#### STATED EXERCISE
Return all of the lines below word for word, but leave the pictures out of your answer.

____________________

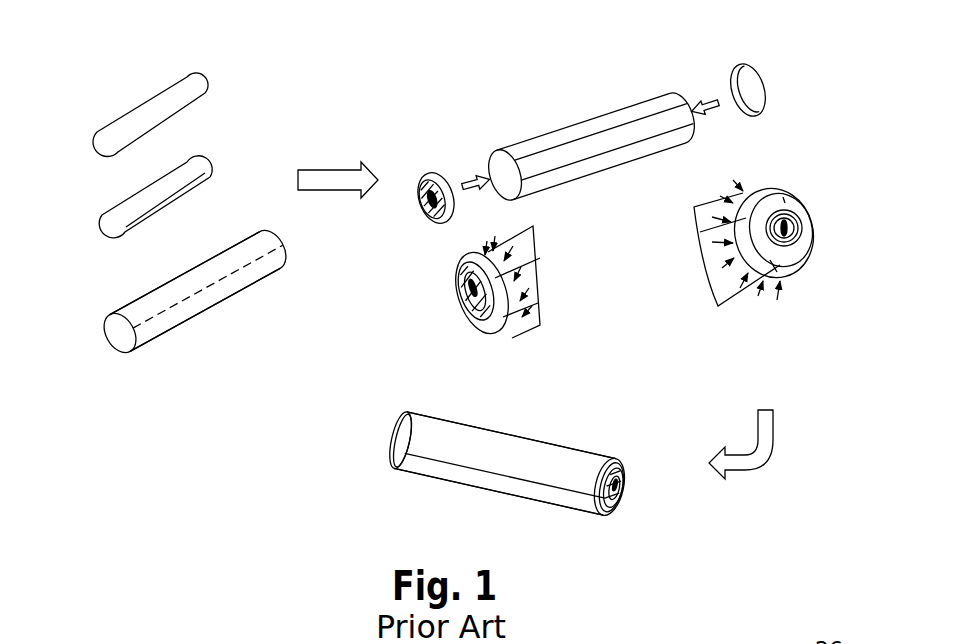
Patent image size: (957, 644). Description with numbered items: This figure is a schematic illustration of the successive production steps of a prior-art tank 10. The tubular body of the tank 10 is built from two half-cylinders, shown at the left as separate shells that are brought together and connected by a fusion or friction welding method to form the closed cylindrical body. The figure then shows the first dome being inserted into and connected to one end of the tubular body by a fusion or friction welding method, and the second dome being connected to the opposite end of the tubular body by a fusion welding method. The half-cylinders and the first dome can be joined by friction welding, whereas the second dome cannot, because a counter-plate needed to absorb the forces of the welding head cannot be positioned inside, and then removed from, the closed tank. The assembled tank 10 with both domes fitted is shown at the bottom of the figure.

The tank 10 is at (563, 431).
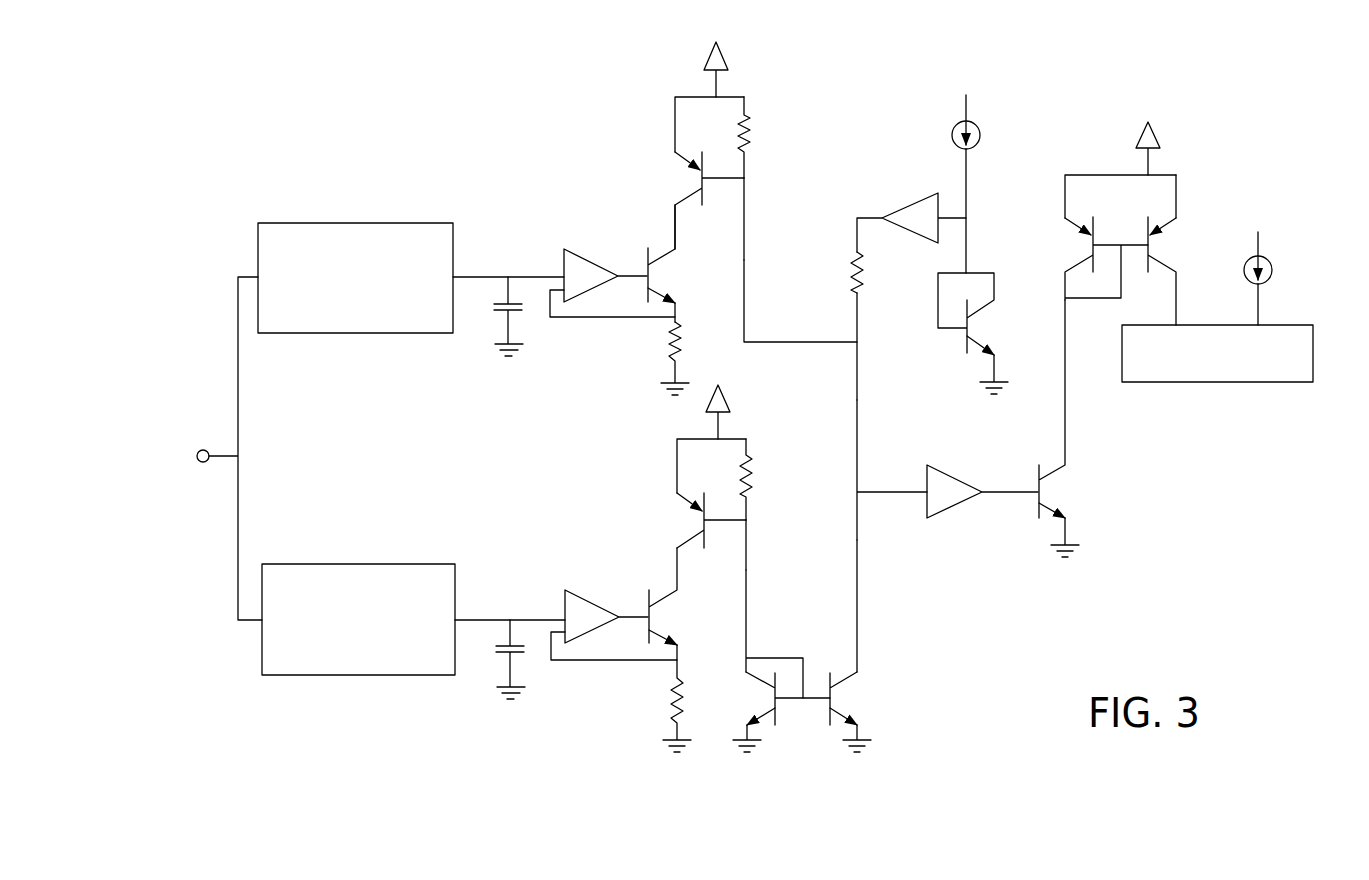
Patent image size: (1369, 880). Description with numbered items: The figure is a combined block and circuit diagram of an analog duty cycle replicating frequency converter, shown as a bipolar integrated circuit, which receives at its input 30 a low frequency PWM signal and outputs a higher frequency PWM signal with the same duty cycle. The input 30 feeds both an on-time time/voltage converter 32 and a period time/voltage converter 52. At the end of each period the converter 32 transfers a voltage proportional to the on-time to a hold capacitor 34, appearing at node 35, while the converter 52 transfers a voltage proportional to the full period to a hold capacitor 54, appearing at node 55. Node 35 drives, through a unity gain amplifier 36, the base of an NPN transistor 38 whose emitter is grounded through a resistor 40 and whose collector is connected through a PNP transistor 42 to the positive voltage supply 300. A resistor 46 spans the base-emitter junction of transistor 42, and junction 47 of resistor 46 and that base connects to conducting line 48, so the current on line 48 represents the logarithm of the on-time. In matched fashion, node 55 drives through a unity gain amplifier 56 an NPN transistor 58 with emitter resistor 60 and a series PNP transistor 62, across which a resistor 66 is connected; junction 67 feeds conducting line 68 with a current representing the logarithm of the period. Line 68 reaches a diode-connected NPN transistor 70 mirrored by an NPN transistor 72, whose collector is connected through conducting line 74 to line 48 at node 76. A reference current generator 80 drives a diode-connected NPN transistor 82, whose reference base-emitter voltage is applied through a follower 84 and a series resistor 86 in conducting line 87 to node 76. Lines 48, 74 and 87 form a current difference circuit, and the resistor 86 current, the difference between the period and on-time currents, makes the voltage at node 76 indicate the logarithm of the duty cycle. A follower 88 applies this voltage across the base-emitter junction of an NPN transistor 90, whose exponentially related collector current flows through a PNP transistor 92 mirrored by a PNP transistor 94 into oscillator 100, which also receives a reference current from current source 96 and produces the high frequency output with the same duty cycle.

The input 30 is at (200, 450).
The on-time time/voltage converter 32 is at (327, 222).
The hold capacitor 34 is at (497, 311).
The node 35 is at (509, 275).
The unity gain amplifier 36 is at (584, 248).
The NPN transistor 38 is at (655, 270).
The resistor 40 is at (668, 342).
The PNP transistor 42 is at (696, 180).
The resistor 46 is at (748, 136).
The junction 47 is at (750, 180).
The conducting line 48 is at (807, 335).
The period time/voltage converter 52 is at (330, 563).
The hold capacitor 54 is at (499, 653).
The node 55 is at (511, 618).
The unity gain amplifier 56 is at (585, 590).
The NPN transistor 58 is at (657, 613).
The resistor 60 is at (670, 706).
The PNP transistor 62 is at (698, 522).
The resistor 66 is at (750, 480).
The junction 67 is at (752, 522).
The conducting line 68 is at (752, 622).
The diode-connected NPN transistor 70 is at (768, 696).
The NPN transistor 72 is at (838, 697).
The conducting line 74 is at (865, 558).
The node 76 is at (860, 490).
The reference current generator 80 is at (977, 124).
The diode-connected NPN transistor 82 is at (972, 327).
The follower 84 is at (922, 195).
The series resistor 86 is at (862, 278).
The conducting line 87 is at (859, 316).
The follower 88 is at (957, 467).
The NPN transistor 90 is at (1047, 490).
The PNP transistor 92 is at (1087, 246).
The PNP transistor 94 is at (1157, 246).
The current source 96 is at (1244, 272).
The oscillator 100 is at (1213, 384).
The positive voltage supply 300 is at (705, 48).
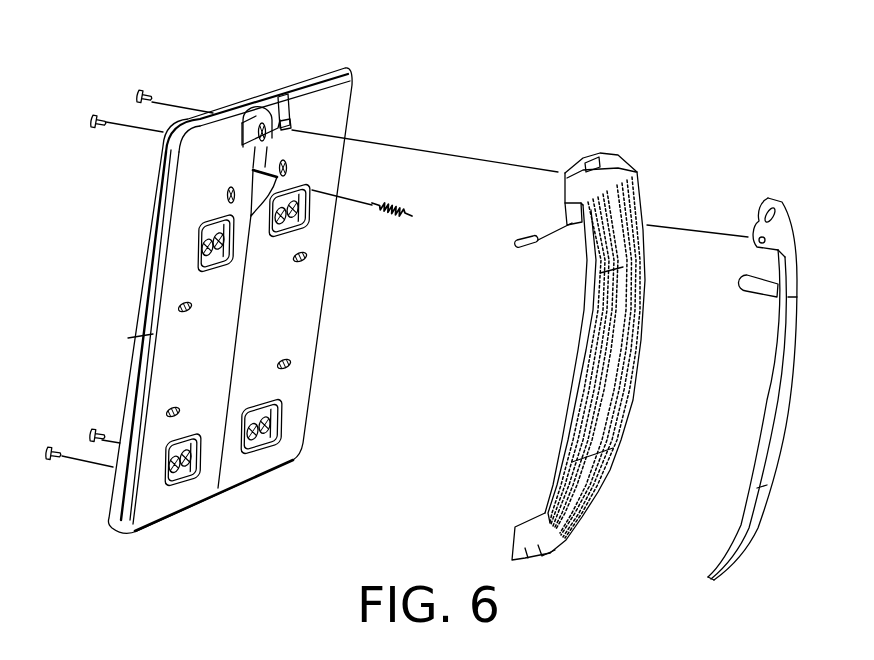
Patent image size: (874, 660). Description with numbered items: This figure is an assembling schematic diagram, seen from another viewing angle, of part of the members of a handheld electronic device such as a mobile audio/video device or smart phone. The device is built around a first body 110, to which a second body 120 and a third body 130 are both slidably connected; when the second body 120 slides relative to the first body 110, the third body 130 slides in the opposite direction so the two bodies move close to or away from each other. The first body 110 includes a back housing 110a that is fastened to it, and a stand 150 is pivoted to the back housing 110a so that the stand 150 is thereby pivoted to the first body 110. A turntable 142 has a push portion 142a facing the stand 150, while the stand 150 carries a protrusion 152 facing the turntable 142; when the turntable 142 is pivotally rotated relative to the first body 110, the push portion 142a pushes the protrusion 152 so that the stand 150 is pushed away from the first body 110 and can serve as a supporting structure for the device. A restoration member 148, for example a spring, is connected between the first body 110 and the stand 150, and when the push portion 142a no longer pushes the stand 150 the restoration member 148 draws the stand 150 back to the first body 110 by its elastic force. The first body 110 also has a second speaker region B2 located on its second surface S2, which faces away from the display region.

The first body 110 is at (157, 210).
The back housing 110a is at (613, 160).
The second body 120 is at (292, 441).
The third body 130 is at (148, 508).
The turntable 142 is at (288, 96).
The push portion 142a is at (286, 160).
The restoration member 148 is at (386, 220).
The stand 150 is at (779, 397).
The protrusion 152 is at (755, 290).
The second surface S2 is at (255, 165).
The second speaker region B2 is at (608, 230).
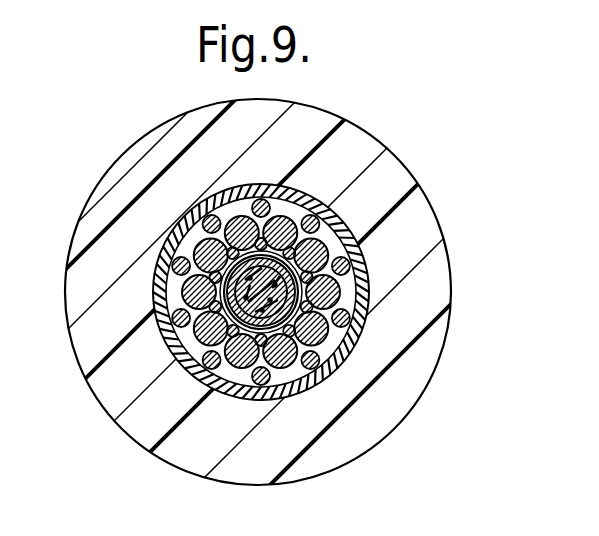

____________________

#### WRITTEN SOLUTION
Patent image size: (957, 644). Description with numbered items: This figure is a schematic illustration of the successive production steps of a prior-art tank 10. The tubular body of the tank 10 is built from two half-cylinders, shown at the left as separate shells that are brought together and connected by a fusion or friction welding method to form the closed cylindrical body. The figure then shows the first dome being inserted into and connected to one end of the tubular body by a fusion or friction welding method, and the second dome being connected to the opposite end of the tubular body by a fusion welding method. The half-cylinders and the first dome can be joined by friction welding, whereas the second dome cannot, because a counter-plate needed to absorb the forces of the welding head cannot be positioned inside, and then removed from, the closed tank. The assembled tank 10 with both domes fitted is shown at the bottom of the figure.

The tank 10 is at (563, 431).
Patent image size: (1369, 880). Description with numbered items: The figure is a combined block and circuit diagram of an analog duty cycle replicating frequency converter, shown as a bipolar integrated circuit, which receives at its input 30 a low frequency PWM signal and outputs a higher frequency PWM signal with the same duty cycle. The input 30 feeds both an on-time time/voltage converter 32 and a period time/voltage converter 52. At the end of each period the converter 32 transfers a voltage proportional to the on-time to a hold capacitor 34, appearing at node 35, while the converter 52 transfers a voltage proportional to the full period to a hold capacitor 54, appearing at node 55. Node 35 drives, through a unity gain amplifier 36, the base of an NPN transistor 38 whose emitter is grounded through a resistor 40 and whose collector is connected through a PNP transistor 42 to the positive voltage supply 300. A resistor 46 spans the base-emitter junction of transistor 42, and junction 47 of resistor 46 and that base connects to conducting line 48, so the current on line 48 represents the logarithm of the on-time. In matched fashion, node 55 drives through a unity gain amplifier 56 an NPN transistor 58 with emitter resistor 60 and a series PNP transistor 62, across which a resistor 66 is connected; junction 67 feeds conducting line 68 with a current representing the logarithm of the period. Line 68 reaches a diode-connected NPN transistor 70 mirrored by an NPN transistor 72, whose collector is connected through conducting line 74 to line 48 at node 76. A reference current generator 80 drives a diode-connected NPN transistor 82, whose reference base-emitter voltage is applied through a follower 84 and a series resistor 86 in conducting line 87 to node 76. Lines 48, 74 and 87 form a current difference circuit, and the resistor 86 current, the difference between the period and on-time currents, makes the voltage at node 76 indicate the logarithm of the duty cycle. A follower 88 applies this voltage across the base-emitter junction of an NPN transistor 90, whose exponentially related collector current flows through a PNP transistor 92 mirrored by a PNP transistor 94 into oscillator 100, which also receives a reference current from current source 96 and produces the high frequency output with the same duty cycle.

The input 30 is at (200, 450).
The on-time time/voltage converter 32 is at (327, 222).
The hold capacitor 34 is at (497, 311).
The node 35 is at (509, 275).
The unity gain amplifier 36 is at (584, 248).
The NPN transistor 38 is at (655, 270).
The resistor 40 is at (668, 342).
The PNP transistor 42 is at (696, 180).
The resistor 46 is at (748, 136).
The junction 47 is at (750, 180).
The conducting line 48 is at (807, 335).
The period time/voltage converter 52 is at (330, 563).
The hold capacitor 54 is at (499, 653).
The node 55 is at (511, 618).
The unity gain amplifier 56 is at (585, 590).
The NPN transistor 58 is at (657, 613).
The resistor 60 is at (670, 706).
The PNP transistor 62 is at (698, 522).
The resistor 66 is at (750, 480).
The junction 67 is at (752, 522).
The conducting line 68 is at (752, 622).
The diode-connected NPN transistor 70 is at (768, 696).
The NPN transistor 72 is at (838, 697).
The conducting line 74 is at (865, 558).
The node 76 is at (860, 490).
The reference current generator 80 is at (977, 124).
The diode-connected NPN transistor 82 is at (972, 327).
The follower 84 is at (922, 195).
The series resistor 86 is at (862, 278).
The conducting line 87 is at (859, 316).
The follower 88 is at (957, 467).
The NPN transistor 90 is at (1047, 490).
The PNP transistor 92 is at (1087, 246).
The PNP transistor 94 is at (1157, 246).
The current source 96 is at (1244, 272).
The oscillator 100 is at (1213, 384).
The positive voltage supply 300 is at (705, 48).
Patent image size: (874, 660). Description with numbered items: This figure is an assembling schematic diagram, seen from another viewing angle, of part of the members of a handheld electronic device such as a mobile audio/video device or smart phone. The device is built around a first body 110, to which a second body 120 and a third body 130 are both slidably connected; when the second body 120 slides relative to the first body 110, the third body 130 slides in the opposite direction so the two bodies move close to or away from each other. The first body 110 includes a back housing 110a that is fastened to it, and a stand 150 is pivoted to the back housing 110a so that the stand 150 is thereby pivoted to the first body 110. A turntable 142 has a push portion 142a facing the stand 150, while the stand 150 carries a protrusion 152 facing the turntable 142; when the turntable 142 is pivotally rotated relative to the first body 110, the push portion 142a pushes the protrusion 152 so that the stand 150 is pushed away from the first body 110 and can serve as a supporting structure for the device. A restoration member 148, for example a spring, is connected between the first body 110 and the stand 150, and when the push portion 142a no longer pushes the stand 150 the restoration member 148 draws the stand 150 back to the first body 110 by its elastic force. The first body 110 also has a second speaker region B2 located on its second surface S2, which faces away from the display region.

The first body 110 is at (157, 210).
The back housing 110a is at (613, 160).
The second body 120 is at (292, 441).
The third body 130 is at (148, 508).
The turntable 142 is at (288, 96).
The push portion 142a is at (286, 160).
The restoration member 148 is at (386, 220).
The stand 150 is at (779, 397).
The protrusion 152 is at (755, 290).
The second surface S2 is at (255, 165).
The second speaker region B2 is at (608, 230).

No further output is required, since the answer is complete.